**Exercise:**
Using the records below, please work out how many lines contain "Facklig"; answer with the number alone.
+ + + +
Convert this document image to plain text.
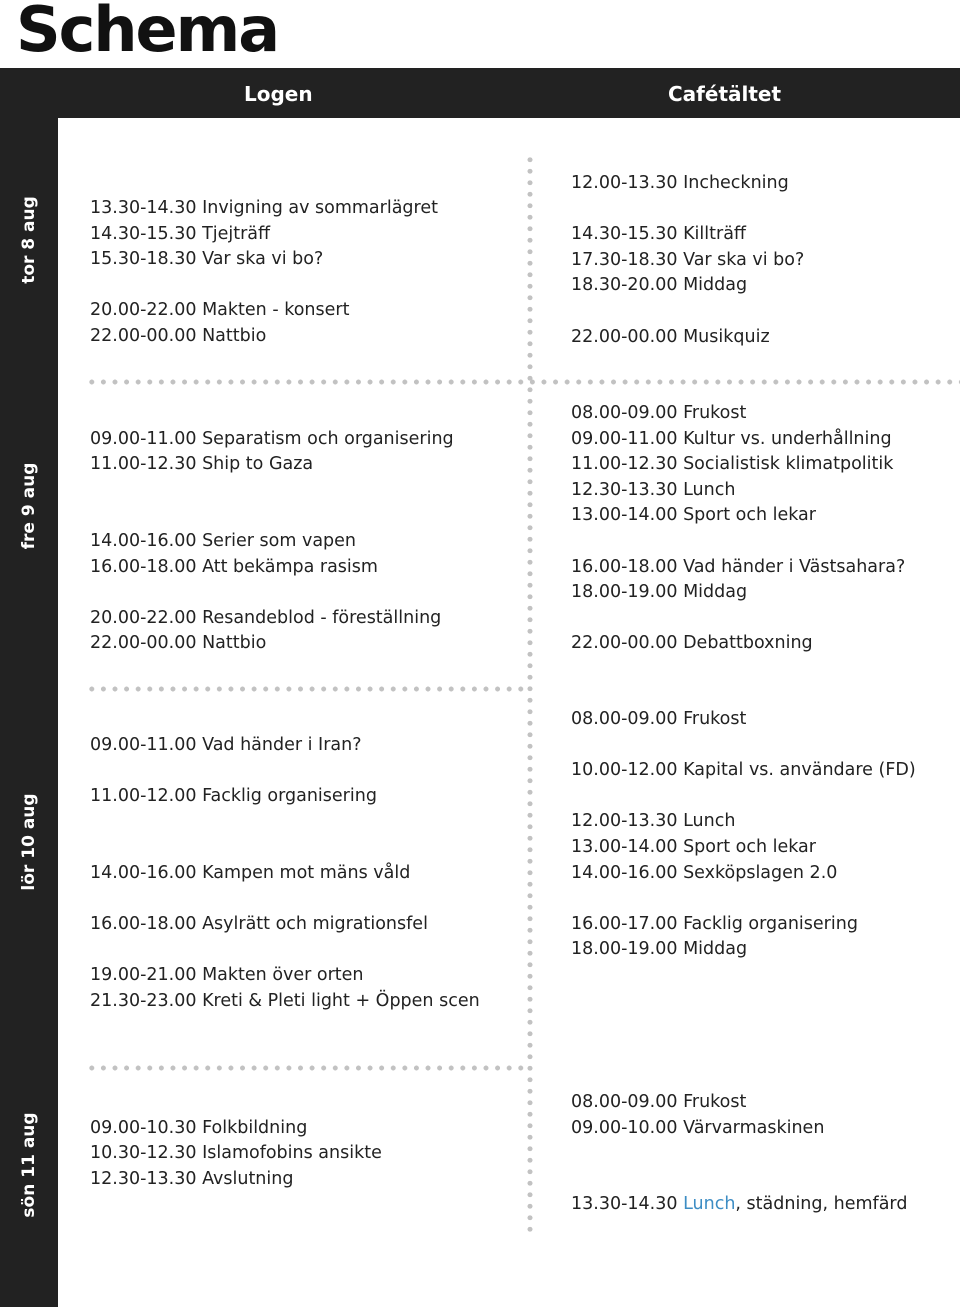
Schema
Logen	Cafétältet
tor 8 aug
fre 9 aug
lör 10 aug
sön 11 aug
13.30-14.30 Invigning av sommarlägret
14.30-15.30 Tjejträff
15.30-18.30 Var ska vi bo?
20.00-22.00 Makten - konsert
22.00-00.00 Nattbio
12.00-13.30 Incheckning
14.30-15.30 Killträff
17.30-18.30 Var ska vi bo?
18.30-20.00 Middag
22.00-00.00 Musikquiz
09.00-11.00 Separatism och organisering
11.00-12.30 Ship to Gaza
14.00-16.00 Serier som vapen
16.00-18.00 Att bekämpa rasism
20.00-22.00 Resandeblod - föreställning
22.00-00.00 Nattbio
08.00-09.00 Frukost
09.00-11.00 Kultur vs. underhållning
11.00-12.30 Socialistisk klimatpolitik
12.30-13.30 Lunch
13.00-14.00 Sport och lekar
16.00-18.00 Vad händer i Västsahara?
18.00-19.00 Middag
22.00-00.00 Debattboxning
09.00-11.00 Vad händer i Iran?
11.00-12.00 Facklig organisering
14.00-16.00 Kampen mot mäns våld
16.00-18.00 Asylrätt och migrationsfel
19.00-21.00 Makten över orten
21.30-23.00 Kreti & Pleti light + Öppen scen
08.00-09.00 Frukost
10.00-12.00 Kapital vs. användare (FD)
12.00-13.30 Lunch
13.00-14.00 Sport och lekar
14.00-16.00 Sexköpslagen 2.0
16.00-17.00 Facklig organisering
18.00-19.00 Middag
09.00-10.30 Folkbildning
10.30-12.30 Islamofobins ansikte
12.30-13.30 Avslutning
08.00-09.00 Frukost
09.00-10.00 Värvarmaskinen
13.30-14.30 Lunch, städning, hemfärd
+ + + +
**Task solution:**
2